Search the data below for "will"; list each line that holds it.
-.-.-
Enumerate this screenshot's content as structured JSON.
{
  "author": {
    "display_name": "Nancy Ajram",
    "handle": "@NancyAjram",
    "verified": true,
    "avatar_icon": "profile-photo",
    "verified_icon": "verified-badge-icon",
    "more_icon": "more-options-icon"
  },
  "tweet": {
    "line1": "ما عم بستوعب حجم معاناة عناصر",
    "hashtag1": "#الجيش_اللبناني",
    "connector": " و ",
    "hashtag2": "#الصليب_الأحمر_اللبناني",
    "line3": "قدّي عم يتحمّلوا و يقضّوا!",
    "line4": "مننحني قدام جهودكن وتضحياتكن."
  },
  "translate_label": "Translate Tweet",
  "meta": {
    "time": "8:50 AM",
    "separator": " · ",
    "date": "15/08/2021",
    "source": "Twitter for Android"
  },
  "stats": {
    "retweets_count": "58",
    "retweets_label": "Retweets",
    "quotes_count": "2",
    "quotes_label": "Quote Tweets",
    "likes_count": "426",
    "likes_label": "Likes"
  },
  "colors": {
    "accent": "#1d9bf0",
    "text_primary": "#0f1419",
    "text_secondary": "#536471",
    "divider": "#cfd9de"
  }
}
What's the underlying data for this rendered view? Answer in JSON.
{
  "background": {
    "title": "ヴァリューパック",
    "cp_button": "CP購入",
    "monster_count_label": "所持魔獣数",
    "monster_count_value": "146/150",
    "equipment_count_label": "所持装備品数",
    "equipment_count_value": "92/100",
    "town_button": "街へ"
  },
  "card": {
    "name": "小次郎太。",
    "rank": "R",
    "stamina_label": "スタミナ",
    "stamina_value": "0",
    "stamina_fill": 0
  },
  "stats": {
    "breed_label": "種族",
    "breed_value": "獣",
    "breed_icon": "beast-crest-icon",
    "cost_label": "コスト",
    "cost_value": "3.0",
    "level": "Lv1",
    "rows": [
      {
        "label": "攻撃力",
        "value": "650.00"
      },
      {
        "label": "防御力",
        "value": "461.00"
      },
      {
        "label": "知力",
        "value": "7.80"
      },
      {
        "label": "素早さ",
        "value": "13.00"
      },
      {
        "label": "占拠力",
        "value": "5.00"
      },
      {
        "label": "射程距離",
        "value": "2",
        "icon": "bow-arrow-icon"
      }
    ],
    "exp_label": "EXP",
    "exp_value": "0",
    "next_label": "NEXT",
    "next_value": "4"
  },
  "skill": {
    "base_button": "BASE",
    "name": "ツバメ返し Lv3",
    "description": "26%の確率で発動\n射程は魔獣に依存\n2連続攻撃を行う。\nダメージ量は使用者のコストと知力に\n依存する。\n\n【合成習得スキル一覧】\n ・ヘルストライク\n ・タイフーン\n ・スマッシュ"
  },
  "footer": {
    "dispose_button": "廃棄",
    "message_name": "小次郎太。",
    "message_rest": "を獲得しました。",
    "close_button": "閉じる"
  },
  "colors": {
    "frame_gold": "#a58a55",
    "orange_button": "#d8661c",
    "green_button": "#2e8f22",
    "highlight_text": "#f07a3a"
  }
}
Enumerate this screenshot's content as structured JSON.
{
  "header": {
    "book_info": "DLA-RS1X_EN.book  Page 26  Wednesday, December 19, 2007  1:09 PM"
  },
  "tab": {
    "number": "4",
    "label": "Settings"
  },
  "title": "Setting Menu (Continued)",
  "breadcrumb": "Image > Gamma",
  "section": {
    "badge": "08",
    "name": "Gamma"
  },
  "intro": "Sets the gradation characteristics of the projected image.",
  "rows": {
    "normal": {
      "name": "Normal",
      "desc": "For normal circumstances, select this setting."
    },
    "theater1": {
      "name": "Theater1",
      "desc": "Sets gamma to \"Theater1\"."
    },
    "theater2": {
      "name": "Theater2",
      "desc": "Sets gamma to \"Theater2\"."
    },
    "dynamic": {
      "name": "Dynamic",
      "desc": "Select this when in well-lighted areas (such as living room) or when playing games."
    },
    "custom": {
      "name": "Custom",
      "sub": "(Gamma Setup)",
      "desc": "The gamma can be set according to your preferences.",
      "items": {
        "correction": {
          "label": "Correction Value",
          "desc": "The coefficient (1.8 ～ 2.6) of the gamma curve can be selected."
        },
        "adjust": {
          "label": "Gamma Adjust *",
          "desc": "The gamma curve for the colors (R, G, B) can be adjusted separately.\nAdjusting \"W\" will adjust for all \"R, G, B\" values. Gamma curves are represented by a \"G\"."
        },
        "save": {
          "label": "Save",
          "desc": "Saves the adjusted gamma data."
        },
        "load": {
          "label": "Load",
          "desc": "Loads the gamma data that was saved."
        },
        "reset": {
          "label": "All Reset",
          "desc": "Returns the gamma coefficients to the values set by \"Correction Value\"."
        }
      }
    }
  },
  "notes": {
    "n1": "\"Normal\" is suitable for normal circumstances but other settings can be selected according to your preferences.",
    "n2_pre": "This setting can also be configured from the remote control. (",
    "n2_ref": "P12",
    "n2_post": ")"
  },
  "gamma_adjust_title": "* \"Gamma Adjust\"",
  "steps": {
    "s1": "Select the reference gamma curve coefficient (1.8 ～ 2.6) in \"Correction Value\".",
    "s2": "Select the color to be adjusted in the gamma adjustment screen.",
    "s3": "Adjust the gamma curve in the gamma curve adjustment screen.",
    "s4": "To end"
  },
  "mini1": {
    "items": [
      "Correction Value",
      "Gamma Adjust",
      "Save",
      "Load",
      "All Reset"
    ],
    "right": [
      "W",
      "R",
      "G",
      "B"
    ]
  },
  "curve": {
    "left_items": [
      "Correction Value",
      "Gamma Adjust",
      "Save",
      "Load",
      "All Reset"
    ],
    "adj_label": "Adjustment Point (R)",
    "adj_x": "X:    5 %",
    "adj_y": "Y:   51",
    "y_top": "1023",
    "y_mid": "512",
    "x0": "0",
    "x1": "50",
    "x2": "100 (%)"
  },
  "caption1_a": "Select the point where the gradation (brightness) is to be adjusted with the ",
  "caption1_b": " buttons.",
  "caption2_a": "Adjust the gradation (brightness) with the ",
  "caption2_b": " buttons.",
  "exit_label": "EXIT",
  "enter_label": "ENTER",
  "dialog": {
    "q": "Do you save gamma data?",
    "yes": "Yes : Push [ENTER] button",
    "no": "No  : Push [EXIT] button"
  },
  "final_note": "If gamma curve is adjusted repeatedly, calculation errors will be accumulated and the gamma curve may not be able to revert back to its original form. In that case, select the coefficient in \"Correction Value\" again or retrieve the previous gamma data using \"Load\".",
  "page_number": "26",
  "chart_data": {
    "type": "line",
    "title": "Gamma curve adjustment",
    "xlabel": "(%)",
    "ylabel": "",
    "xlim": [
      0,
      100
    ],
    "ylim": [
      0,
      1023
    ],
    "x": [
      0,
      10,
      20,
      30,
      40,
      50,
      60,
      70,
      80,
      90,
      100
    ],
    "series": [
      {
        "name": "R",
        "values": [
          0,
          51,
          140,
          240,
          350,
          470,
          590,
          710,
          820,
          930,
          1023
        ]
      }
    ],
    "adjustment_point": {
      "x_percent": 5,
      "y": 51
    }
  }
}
-.-.-
### SOLUTION BELOW
          "desc": "The gamma curve for the colors (R, G, B) can be adjusted separately.\nAdjusting \"W\" will adjust for all \"R, G, B\" values. Gamma curves are represented by a \"G\"."
  "final_note": "If gamma curve is adjusted repeatedly, calculation errors will be accumulated and the gamma curve may not be able to revert back to its original form. In that case, select the coefficient in \"Correction Value\" again or retrieve the previous gamma data using \"Load\".",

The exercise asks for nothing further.